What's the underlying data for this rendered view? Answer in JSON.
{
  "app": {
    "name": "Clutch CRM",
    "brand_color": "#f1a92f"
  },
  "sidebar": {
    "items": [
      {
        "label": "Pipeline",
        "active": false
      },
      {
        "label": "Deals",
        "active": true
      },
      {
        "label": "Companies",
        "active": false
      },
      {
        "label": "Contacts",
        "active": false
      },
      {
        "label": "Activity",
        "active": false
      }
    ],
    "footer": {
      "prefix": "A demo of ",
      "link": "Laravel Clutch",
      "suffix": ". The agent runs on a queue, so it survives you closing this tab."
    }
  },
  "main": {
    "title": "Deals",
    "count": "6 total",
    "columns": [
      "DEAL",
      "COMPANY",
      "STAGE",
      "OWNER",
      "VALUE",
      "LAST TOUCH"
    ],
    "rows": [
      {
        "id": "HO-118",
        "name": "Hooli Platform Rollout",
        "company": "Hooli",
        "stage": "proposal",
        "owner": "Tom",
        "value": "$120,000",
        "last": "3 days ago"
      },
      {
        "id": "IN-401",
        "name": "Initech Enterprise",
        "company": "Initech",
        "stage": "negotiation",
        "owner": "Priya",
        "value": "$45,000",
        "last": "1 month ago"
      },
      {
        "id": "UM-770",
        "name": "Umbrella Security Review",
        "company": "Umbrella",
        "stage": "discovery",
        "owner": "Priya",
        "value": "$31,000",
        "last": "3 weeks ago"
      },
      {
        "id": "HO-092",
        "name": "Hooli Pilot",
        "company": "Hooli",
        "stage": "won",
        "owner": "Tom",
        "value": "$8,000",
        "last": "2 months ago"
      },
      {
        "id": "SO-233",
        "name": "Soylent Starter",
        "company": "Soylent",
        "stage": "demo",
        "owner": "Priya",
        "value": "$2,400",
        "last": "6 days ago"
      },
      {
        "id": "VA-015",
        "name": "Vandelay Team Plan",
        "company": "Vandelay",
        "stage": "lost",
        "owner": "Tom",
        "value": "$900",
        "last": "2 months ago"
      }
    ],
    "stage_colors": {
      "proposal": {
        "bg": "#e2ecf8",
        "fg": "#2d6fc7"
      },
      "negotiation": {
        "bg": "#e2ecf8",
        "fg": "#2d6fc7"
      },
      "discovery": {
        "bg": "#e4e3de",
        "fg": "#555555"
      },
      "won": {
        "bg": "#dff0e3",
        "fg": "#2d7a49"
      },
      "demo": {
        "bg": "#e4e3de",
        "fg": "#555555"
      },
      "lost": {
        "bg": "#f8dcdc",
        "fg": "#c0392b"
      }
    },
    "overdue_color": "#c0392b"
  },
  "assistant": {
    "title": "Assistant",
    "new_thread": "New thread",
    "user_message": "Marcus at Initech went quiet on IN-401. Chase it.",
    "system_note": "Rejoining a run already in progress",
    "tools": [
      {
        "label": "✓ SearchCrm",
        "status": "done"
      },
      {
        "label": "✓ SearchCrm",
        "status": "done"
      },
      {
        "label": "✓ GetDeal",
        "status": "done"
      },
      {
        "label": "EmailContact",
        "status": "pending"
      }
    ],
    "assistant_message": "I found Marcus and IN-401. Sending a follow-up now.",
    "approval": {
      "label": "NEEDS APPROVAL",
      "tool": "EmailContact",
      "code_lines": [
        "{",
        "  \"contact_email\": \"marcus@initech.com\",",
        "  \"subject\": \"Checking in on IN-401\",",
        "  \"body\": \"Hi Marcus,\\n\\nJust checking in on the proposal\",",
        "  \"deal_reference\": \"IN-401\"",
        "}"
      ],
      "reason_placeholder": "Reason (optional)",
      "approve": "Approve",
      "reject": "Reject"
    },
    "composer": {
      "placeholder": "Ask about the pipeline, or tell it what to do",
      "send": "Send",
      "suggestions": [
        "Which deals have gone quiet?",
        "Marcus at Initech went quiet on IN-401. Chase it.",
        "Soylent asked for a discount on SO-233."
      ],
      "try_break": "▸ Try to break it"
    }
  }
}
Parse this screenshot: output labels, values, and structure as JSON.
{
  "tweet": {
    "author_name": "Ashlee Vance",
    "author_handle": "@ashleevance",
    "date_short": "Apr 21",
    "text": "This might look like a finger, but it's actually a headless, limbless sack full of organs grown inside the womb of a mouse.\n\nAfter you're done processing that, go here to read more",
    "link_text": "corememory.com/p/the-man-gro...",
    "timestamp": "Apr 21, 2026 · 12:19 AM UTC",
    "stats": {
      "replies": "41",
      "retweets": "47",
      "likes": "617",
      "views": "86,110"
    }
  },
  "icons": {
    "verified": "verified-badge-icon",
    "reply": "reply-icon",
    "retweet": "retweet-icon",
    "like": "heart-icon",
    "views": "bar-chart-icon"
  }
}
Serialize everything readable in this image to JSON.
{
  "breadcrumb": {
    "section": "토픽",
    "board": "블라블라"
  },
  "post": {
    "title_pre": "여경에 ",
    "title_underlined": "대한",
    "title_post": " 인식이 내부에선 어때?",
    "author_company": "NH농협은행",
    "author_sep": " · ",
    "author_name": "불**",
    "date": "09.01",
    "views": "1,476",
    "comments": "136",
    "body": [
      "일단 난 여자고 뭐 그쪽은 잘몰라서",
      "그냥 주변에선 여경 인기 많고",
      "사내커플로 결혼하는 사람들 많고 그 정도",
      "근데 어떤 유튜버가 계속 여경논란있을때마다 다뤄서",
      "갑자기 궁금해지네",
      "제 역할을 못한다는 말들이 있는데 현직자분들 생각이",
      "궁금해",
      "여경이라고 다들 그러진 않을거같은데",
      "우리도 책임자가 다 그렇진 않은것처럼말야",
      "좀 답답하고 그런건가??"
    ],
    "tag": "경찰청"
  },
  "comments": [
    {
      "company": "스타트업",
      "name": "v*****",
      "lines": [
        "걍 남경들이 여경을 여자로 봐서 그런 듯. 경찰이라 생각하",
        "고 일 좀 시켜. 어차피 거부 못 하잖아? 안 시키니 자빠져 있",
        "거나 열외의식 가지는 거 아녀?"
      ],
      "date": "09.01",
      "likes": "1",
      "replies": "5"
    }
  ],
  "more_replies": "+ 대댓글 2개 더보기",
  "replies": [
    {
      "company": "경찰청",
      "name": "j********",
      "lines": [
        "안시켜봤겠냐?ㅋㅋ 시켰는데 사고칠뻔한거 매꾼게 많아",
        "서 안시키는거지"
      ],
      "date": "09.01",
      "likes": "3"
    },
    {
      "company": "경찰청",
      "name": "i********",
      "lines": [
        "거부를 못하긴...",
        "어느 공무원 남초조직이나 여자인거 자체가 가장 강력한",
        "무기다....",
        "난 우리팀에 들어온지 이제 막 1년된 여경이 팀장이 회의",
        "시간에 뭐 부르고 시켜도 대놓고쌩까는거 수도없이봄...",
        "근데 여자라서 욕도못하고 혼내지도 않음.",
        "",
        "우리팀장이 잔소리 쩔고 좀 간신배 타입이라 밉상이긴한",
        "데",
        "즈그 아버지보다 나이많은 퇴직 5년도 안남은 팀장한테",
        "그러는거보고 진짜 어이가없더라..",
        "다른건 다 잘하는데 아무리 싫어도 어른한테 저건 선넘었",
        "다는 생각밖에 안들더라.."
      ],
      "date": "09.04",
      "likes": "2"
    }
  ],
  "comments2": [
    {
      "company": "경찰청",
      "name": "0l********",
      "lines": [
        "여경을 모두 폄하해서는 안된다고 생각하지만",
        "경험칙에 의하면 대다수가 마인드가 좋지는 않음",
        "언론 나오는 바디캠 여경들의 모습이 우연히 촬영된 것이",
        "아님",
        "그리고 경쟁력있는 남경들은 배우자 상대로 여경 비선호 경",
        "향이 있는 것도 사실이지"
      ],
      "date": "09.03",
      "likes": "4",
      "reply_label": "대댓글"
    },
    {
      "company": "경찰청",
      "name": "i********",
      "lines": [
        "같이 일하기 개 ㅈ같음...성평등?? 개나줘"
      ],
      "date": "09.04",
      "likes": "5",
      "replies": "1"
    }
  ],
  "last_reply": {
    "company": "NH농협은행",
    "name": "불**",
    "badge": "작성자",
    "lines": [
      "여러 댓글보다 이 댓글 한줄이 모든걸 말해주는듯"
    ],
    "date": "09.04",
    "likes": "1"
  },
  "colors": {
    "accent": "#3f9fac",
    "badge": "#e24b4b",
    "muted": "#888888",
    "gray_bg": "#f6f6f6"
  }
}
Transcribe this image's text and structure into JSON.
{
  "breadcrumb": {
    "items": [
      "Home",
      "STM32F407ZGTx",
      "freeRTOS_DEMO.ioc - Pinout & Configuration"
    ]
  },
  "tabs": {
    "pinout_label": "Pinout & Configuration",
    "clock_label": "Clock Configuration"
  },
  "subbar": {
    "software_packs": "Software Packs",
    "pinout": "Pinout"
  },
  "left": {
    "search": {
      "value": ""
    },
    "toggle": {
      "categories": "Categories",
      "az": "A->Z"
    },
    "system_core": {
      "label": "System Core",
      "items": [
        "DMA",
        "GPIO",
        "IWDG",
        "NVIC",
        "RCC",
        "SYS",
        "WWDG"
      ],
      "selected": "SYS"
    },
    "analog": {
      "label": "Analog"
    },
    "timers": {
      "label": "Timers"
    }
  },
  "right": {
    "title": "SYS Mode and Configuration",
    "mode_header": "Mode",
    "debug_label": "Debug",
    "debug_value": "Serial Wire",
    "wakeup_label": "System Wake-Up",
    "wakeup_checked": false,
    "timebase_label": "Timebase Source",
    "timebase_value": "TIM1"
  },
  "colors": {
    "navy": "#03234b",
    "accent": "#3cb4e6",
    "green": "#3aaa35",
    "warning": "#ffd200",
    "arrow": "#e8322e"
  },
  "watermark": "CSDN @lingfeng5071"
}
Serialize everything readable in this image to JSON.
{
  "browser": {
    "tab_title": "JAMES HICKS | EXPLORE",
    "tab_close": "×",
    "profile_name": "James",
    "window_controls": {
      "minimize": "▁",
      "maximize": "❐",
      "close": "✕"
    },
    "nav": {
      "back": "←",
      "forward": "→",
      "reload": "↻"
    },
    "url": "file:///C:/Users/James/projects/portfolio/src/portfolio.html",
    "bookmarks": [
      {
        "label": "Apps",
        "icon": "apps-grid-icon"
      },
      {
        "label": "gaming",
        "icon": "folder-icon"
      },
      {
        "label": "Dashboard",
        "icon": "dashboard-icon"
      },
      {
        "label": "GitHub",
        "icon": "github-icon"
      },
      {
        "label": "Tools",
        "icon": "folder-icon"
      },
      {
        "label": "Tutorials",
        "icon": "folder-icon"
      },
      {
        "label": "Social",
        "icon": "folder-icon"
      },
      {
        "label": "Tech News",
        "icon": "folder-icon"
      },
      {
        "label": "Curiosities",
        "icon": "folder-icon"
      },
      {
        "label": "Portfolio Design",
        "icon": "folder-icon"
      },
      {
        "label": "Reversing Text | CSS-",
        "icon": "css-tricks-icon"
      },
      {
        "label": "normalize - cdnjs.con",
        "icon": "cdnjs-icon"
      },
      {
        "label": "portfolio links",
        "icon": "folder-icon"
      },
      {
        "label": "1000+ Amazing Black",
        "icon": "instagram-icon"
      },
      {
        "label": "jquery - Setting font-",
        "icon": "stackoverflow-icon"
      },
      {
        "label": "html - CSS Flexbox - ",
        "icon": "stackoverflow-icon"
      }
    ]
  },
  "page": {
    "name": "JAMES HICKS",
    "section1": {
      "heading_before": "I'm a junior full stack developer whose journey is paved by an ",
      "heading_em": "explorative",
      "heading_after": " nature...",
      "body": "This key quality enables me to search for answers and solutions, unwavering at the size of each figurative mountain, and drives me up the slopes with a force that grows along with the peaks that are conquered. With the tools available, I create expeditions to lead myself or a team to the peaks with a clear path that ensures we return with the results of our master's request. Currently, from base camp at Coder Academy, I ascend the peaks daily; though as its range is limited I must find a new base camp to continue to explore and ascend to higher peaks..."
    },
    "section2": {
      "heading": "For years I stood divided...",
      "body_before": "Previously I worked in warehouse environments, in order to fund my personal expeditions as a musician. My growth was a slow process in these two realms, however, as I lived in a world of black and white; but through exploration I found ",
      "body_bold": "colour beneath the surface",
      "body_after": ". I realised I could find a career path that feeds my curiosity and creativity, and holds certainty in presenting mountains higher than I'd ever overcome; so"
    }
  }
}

* WHAT YOU HAVE TO DO *
Scan the data above and copy every line with "structure" in it.

* REPLY TO THE EXERCISE *
Parse this screenshot: output labels, values, and structure as JSON.
Transcribe this image's text and structure into JSON.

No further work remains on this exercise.